### Given exercise
Extract the full listing below without altering a single character.

┌─ Record extracts

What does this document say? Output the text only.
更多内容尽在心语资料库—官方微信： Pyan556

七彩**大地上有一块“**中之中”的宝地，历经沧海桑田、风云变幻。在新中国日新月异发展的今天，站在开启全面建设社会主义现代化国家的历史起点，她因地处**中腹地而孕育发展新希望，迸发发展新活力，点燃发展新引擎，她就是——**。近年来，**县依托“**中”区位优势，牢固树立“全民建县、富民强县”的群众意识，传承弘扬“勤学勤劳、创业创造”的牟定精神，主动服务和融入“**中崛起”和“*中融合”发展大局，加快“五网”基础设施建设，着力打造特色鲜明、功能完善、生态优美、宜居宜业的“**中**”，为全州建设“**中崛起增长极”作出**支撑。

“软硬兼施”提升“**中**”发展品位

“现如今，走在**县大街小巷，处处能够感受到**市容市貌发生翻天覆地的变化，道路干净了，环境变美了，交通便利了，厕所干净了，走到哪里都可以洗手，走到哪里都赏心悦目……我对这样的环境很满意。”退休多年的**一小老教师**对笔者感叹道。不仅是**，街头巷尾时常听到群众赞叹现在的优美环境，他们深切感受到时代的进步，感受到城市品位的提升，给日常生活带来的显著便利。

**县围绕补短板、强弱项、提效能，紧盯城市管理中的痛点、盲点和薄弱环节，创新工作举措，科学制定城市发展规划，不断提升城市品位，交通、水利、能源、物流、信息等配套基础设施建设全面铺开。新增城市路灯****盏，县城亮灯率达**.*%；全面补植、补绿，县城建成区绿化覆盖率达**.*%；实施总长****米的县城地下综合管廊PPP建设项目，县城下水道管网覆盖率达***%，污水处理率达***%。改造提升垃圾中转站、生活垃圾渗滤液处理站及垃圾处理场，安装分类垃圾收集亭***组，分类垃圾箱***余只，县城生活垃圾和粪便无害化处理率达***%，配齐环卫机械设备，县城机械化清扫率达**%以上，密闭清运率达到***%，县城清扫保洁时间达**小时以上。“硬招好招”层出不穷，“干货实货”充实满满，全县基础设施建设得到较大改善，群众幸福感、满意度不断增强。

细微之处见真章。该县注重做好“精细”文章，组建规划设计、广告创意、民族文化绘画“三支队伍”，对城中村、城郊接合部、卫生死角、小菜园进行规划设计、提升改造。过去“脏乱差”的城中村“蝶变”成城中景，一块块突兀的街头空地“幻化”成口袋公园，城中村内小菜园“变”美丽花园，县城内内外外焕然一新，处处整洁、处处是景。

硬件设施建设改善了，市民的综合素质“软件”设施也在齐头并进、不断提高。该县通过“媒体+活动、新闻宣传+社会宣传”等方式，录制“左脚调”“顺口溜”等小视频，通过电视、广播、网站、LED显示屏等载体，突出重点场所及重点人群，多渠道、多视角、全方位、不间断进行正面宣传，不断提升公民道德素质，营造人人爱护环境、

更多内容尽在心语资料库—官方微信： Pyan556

└─

### Expected answer
What does this document say? Output the text only.
更多内容尽在心语资料库—官方微信： Pyan556

七彩**大地上有一块“**中之中”的宝地，历经沧海桑田、风云变幻。在新中国日新月异发展的今天，站在开启全面建设社会主义现代化国家的历史起点，她因地处**中腹地而孕育发展新希望，迸发发展新活力，点燃发展新引擎，她就是——**。近年来，**县依托“**中”区位优势，牢固树立“全民建县、富民强县”的群众意识，传承弘扬“勤学勤劳、创业创造”的牟定精神，主动服务和融入“**中崛起”和“*中融合”发展大局，加快“五网”基础设施建设，着力打造特色鲜明、功能完善、生态优美、宜居宜业的“**中**”，为全州建设“**中崛起增长极”作出**支撑。

“软硬兼施”提升“**中**”发展品位

“现如今，走在**县大街小巷，处处能够感受到**市容市貌发生翻天覆地的变化，道路干净了，环境变美了，交通便利了，厕所干净了，走到哪里都可以洗手，走到哪里都赏心悦目……我对这样的环境很满意。”退休多年的**一小老教师**对笔者感叹道。不仅是**，街头巷尾时常听到群众赞叹现在的优美环境，他们深切感受到时代的进步，感受到城市品位的提升，给日常生活带来的显著便利。

**县围绕补短板、强弱项、提效能，紧盯城市管理中的痛点、盲点和薄弱环节，创新工作举措，科学制定城市发展规划，不断提升城市品位，交通、水利、能源、物流、信息等配套基础设施建设全面铺开。新增城市路灯****盏，县城亮灯率达**.*%；全面补植、补绿，县城建成区绿化覆盖率达**.*%；实施总长****米的县城地下综合管廊PPP建设项目，县城下水道管网覆盖率达***%，污水处理率达***%。改造提升垃圾中转站、生活垃圾渗滤液处理站及垃圾处理场，安装分类垃圾收集亭***组，分类垃圾箱***余只，县城生活垃圾和粪便无害化处理率达***%，配齐环卫机械设备，县城机械化清扫率达**%以上，密闭清运率达到***%，县城清扫保洁时间达**小时以上。“硬招好招”层出不穷，“干货实货”充实满满，全县基础设施建设得到较大改善，群众幸福感、满意度不断增强。

细微之处见真章。该县注重做好“精细”文章，组建规划设计、广告创意、民族文化绘画“三支队伍”，对城中村、城郊接合部、卫生死角、小菜园进行规划设计、提升改造。过去“脏乱差”的城中村“蝶变”成城中景，一块块突兀的街头空地“幻化”成口袋公园，城中村内小菜园“变”美丽花园，县城内内外外焕然一新，处处整洁、处处是景。

硬件设施建设改善了，市民的综合素质“软件”设施也在齐头并进、不断提高。该县通过“媒体+活动、新闻宣传+社会宣传”等方式，录制“左脚调”“顺口溜”等小视频，通过电视、广播、网站、LED显示屏等载体，突出重点场所及重点人群，多渠道、多视角、全方位、不间断进行正面宣传，不断提升公民道德素质，营造人人爱护环境、

更多内容尽在心语资料库—官方微信： Pyan556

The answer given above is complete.